**Given request**
Count how many lines of the material hold "Fine". Respond with that number alone.

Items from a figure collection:
▽
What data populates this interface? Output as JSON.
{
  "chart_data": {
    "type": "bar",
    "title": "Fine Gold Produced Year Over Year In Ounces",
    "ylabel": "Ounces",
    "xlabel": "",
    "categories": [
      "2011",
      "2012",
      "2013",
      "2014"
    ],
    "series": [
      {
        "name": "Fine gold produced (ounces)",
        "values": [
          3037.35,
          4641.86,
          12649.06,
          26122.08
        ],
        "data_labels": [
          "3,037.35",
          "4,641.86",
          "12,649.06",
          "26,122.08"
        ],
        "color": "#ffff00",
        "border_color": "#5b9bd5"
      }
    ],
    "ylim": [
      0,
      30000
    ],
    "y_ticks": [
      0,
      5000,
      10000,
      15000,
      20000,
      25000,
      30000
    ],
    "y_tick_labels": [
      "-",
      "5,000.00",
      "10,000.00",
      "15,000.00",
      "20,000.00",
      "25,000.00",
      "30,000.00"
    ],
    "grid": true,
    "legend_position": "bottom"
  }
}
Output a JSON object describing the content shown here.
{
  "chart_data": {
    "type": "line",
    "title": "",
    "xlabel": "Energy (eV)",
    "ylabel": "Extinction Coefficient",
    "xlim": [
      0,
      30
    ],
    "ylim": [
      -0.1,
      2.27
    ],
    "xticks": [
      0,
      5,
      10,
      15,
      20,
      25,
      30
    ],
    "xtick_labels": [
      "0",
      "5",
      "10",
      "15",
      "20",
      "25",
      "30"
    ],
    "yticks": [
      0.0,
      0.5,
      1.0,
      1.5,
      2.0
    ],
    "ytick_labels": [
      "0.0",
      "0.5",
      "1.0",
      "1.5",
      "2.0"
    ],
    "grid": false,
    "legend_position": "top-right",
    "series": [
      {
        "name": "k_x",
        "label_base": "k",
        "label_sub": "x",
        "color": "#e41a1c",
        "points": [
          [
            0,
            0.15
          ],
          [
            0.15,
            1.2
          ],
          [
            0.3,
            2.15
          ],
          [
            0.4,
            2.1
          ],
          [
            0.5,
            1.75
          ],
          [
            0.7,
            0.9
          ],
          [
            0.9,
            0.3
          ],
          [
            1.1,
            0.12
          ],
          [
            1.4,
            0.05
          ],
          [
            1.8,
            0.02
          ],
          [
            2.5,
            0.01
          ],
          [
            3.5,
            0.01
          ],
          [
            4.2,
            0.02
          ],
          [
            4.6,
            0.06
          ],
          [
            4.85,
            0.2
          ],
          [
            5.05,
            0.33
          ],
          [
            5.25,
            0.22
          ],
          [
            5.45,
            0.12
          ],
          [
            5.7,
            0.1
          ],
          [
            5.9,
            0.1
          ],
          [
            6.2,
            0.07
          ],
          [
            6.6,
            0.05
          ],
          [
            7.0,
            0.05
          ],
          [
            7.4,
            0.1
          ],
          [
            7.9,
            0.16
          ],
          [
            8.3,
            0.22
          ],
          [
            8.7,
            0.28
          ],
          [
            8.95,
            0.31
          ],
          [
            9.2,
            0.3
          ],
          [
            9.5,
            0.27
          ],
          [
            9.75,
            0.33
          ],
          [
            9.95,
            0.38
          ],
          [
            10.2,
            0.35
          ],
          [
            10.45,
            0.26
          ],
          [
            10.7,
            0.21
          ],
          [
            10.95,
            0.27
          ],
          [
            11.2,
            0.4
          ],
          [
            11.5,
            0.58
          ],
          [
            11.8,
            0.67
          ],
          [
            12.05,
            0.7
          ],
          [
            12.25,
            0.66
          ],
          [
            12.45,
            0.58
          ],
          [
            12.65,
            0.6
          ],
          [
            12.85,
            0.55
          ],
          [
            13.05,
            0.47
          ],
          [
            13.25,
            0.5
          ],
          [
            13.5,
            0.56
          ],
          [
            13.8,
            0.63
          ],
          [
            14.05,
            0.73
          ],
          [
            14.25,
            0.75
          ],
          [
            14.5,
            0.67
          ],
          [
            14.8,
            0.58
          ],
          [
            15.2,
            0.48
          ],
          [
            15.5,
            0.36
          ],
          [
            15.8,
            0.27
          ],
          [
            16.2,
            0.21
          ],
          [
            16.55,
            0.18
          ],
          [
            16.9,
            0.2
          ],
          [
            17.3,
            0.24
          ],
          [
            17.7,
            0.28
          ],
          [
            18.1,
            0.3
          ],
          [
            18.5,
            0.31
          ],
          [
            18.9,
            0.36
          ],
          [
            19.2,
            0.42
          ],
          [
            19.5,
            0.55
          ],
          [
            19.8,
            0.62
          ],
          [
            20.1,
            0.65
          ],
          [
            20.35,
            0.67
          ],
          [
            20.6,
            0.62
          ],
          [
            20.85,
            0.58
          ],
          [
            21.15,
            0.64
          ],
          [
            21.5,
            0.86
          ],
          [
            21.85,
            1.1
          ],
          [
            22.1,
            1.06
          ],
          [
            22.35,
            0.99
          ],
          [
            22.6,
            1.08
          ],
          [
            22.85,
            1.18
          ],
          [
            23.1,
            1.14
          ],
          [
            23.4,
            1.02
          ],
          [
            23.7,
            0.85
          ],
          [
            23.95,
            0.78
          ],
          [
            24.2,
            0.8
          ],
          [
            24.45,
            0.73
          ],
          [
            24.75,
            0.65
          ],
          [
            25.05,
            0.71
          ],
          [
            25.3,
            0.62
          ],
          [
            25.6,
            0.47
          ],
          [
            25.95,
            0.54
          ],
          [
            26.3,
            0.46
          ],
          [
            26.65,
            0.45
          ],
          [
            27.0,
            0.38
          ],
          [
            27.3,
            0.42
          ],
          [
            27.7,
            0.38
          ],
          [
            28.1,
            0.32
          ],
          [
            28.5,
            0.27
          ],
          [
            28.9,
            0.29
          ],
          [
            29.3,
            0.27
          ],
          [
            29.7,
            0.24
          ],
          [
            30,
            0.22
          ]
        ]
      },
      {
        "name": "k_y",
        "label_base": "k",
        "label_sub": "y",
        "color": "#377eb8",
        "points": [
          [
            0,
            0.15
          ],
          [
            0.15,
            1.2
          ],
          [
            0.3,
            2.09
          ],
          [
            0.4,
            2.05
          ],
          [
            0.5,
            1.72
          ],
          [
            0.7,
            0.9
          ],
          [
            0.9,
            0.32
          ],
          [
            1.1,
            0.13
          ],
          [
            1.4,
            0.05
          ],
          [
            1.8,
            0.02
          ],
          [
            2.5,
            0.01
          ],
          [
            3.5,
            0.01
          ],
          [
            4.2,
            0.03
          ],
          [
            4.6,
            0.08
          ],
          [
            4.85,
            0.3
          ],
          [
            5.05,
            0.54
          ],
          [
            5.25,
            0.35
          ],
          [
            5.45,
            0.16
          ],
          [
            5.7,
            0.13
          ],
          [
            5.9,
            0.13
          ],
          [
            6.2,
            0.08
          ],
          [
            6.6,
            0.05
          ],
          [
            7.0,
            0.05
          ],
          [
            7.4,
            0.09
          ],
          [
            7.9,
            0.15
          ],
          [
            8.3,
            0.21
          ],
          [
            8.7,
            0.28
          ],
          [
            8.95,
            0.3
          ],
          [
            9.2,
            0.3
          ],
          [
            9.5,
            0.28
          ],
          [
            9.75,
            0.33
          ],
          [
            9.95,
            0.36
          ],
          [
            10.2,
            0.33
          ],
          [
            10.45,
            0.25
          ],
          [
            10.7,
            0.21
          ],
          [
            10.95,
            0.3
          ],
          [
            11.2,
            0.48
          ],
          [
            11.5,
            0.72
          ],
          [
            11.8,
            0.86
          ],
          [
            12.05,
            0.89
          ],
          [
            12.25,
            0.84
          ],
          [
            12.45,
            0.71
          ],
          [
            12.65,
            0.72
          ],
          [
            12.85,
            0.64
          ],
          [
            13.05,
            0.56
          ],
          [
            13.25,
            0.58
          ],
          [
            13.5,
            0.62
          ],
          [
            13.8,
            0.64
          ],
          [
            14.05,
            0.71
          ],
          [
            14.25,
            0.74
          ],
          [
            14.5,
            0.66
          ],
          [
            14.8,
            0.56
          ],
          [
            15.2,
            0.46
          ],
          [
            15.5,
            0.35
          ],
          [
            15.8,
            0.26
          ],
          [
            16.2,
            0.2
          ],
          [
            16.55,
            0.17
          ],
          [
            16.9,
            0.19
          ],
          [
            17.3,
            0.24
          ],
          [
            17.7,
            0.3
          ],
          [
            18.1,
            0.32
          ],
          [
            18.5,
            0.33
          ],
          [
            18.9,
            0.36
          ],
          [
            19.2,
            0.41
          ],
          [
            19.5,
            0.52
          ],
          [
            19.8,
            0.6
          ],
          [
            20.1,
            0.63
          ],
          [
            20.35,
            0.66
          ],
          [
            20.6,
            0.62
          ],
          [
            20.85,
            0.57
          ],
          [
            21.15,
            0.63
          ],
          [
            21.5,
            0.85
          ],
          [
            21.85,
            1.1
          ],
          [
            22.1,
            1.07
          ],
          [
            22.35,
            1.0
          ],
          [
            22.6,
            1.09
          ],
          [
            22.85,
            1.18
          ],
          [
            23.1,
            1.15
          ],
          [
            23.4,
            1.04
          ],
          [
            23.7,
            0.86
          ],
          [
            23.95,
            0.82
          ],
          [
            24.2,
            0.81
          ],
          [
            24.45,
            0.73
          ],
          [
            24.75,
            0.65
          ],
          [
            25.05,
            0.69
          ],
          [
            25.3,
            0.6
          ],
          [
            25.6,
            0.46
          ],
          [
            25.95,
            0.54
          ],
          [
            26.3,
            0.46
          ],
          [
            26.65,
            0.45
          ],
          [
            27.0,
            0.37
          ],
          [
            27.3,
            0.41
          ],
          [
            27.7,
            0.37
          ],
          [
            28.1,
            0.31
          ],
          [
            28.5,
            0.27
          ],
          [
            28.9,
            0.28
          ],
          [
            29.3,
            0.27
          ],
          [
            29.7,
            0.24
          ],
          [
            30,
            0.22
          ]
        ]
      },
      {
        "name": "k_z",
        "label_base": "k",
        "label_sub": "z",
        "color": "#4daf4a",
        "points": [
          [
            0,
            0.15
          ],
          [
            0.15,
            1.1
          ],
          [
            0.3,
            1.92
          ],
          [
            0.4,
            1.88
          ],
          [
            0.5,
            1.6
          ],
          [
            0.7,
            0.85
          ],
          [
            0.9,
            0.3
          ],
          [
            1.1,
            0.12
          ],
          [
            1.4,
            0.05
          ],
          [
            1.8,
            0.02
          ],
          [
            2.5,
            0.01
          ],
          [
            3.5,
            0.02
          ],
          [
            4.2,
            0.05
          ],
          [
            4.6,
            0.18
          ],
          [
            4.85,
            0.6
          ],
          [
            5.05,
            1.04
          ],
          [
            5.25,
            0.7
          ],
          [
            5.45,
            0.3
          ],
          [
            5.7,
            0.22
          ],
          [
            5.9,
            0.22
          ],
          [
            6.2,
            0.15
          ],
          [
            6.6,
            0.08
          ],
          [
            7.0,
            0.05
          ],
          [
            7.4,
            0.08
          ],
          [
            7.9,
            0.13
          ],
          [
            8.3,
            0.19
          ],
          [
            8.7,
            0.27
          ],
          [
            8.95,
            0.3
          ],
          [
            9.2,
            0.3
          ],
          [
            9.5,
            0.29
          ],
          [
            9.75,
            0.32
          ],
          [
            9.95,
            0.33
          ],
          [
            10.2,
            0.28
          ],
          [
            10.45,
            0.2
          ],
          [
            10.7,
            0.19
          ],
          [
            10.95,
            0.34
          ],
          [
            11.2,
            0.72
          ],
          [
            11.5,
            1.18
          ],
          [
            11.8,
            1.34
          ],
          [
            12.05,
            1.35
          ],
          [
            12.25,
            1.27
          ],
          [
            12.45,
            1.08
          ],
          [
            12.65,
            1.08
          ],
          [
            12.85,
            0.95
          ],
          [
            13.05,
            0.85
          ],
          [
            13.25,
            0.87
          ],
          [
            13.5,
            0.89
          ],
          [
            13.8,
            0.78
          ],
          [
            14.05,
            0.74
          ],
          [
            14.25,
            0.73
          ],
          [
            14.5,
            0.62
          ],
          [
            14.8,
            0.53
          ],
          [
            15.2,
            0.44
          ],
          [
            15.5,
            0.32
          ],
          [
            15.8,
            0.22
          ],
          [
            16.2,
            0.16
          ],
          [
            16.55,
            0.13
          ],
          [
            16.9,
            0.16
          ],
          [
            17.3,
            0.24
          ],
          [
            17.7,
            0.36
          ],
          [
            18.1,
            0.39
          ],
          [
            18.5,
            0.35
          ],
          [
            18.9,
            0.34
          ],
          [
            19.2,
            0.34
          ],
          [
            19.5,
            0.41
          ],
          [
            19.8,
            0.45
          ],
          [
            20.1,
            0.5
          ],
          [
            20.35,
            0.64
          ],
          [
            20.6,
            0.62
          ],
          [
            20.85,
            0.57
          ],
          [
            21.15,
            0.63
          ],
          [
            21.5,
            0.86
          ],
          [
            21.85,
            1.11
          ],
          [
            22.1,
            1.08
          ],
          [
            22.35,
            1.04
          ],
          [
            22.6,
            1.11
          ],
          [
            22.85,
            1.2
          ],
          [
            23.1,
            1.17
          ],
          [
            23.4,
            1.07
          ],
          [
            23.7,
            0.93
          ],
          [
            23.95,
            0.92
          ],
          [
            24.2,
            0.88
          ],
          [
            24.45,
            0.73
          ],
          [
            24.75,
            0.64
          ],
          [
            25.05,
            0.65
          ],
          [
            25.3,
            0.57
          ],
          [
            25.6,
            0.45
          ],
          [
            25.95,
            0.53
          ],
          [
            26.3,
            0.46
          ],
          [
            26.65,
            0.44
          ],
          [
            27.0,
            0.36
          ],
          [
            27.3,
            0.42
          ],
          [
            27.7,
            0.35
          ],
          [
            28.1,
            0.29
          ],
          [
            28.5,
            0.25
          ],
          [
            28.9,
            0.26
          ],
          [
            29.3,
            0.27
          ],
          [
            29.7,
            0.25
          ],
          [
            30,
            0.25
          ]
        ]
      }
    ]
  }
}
△
**Reply to the task**
2